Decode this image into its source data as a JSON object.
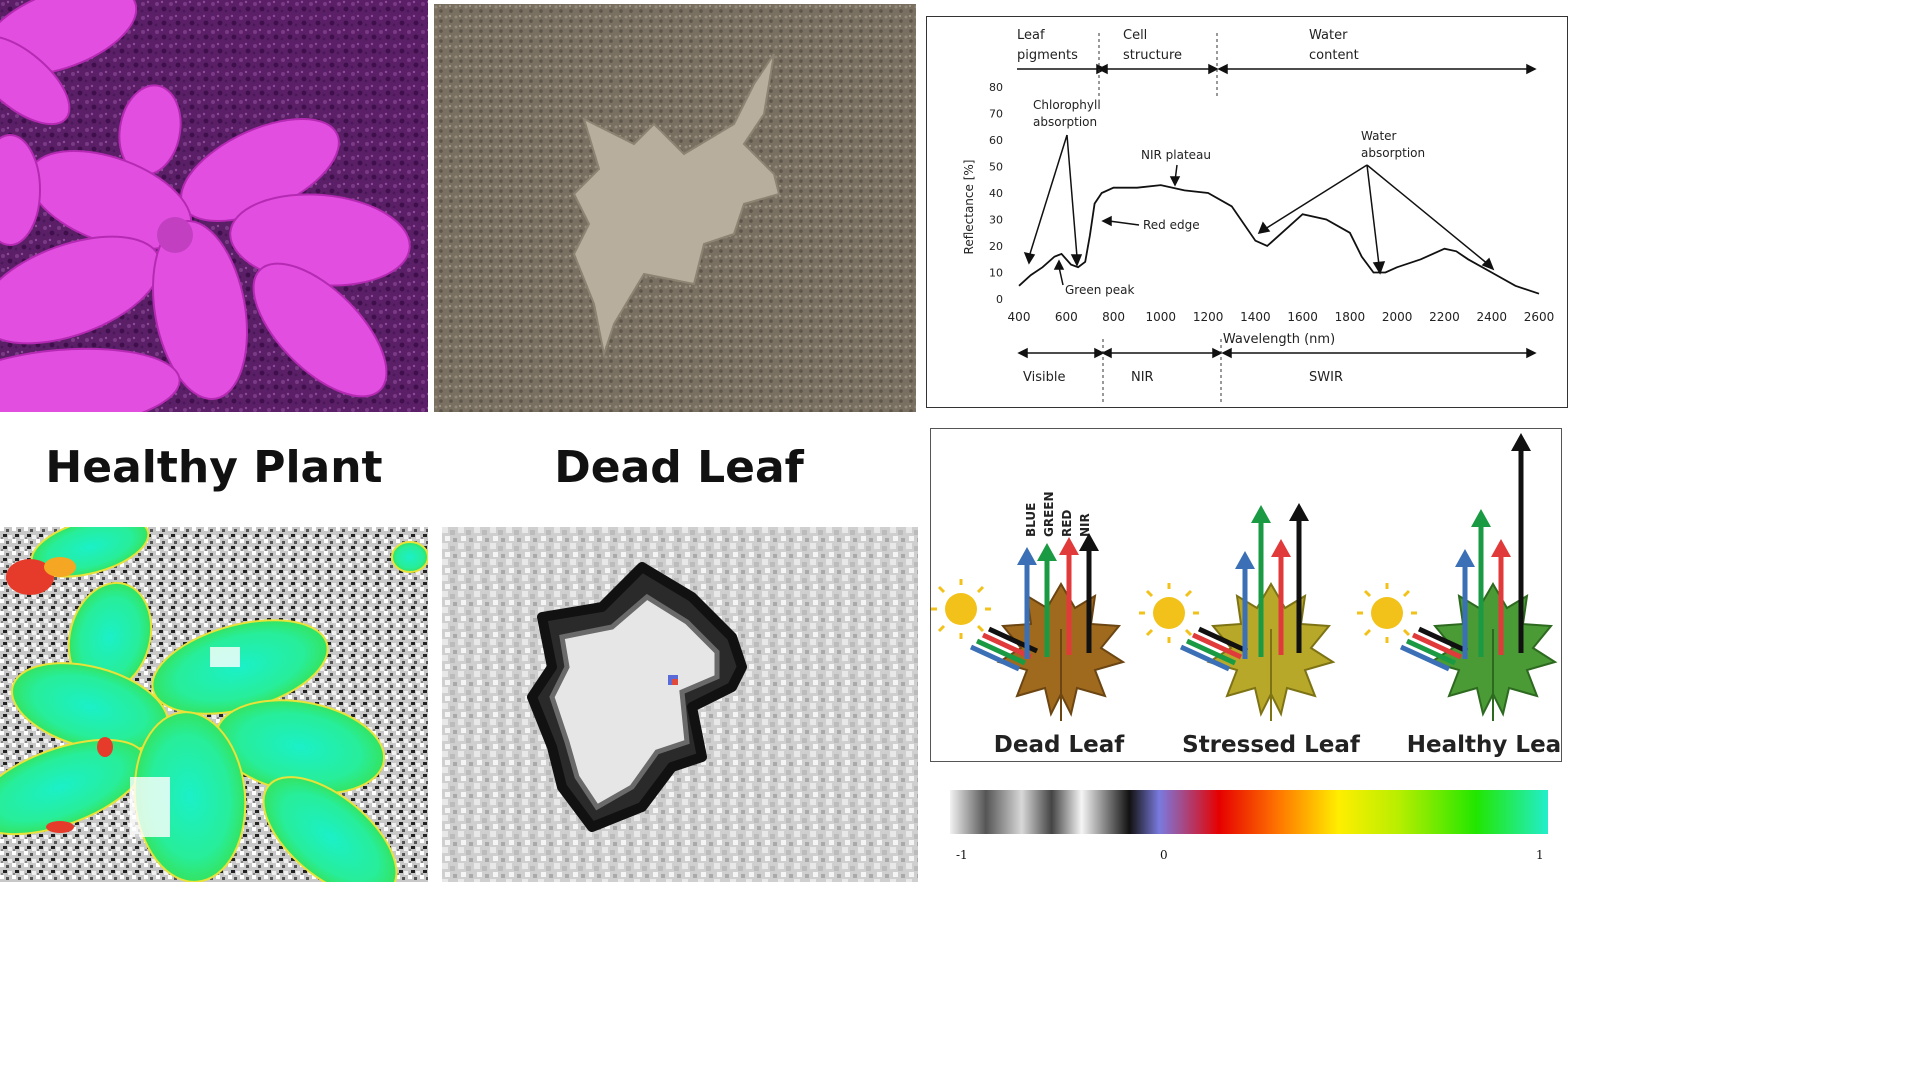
{
  "labels": {
    "healthy": "Healthy Plant",
    "dead": "Dead Leaf"
  },
  "spectrum": {
    "regions_top": [
      "Leaf\npigments",
      "Cell\nstructure",
      "Water\ncontent"
    ],
    "region_top_1a": "Leaf",
    "region_top_1b": "pigments",
    "region_top_2a": "Cell",
    "region_top_2b": "structure",
    "region_top_3a": "Water",
    "region_top_3b": "content",
    "ylabel": "Reflectance [%]",
    "xlabel": "Wavelength (nm)",
    "y_ticks": [
      "0",
      "10",
      "20",
      "30",
      "40",
      "50",
      "60",
      "70",
      "80"
    ],
    "x_ticks": [
      "400",
      "600",
      "800",
      "1000",
      "1200",
      "1400",
      "1600",
      "1800",
      "2000",
      "2200",
      "2400",
      "2600"
    ],
    "ann_chlorophyll_a": "Chlorophyll",
    "ann_chlorophyll_b": "absorption",
    "ann_nir": "NIR plateau",
    "ann_water_a": "Water",
    "ann_water_b": "absorption",
    "ann_rededge": "Red edge",
    "ann_green": "Green peak",
    "band_visible": "Visible",
    "band_nir": "NIR",
    "band_swir": "SWIR"
  },
  "chart_data": {
    "type": "line",
    "xlabel": "Wavelength (nm)",
    "ylabel": "Reflectance [%]",
    "xlim": [
      400,
      2600
    ],
    "ylim": [
      0,
      80
    ],
    "x": [
      400,
      450,
      500,
      550,
      580,
      620,
      650,
      680,
      700,
      720,
      750,
      800,
      900,
      1000,
      1100,
      1200,
      1300,
      1400,
      1450,
      1500,
      1600,
      1700,
      1800,
      1850,
      1900,
      1950,
      2000,
      2100,
      2200,
      2250,
      2300,
      2400,
      2500,
      2600
    ],
    "series": [
      {
        "values": [
          5,
          9,
          12,
          16,
          17,
          13,
          12,
          14,
          24,
          36,
          40,
          42,
          42,
          43,
          41,
          40,
          35,
          22,
          20,
          24,
          32,
          30,
          25,
          16,
          10,
          10,
          12,
          15,
          19,
          18,
          15,
          10,
          5,
          2
        ]
      }
    ]
  },
  "leaves": {
    "band_names": [
      "BLUE",
      "GREEN",
      "RED",
      "NIR"
    ],
    "captions": [
      "Dead Leaf",
      "Stressed Leaf",
      "Healthy Leaf"
    ]
  },
  "ramp": {
    "ticks": [
      "-1",
      "0",
      "1"
    ]
  },
  "colors": {
    "blue_arrow": "#3b6fb6",
    "green_arrow": "#1a9a43",
    "red_arrow": "#e03a3a",
    "nir_arrow": "#111111",
    "sun": "#f2c21b"
  }
}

**REQUIREMENT:**
From the entries above, copy out every line where the string "Healthy" appears.

**FINISHED ANSWER:**
    "healthy": "Healthy Plant",
      "Healthy Leaf"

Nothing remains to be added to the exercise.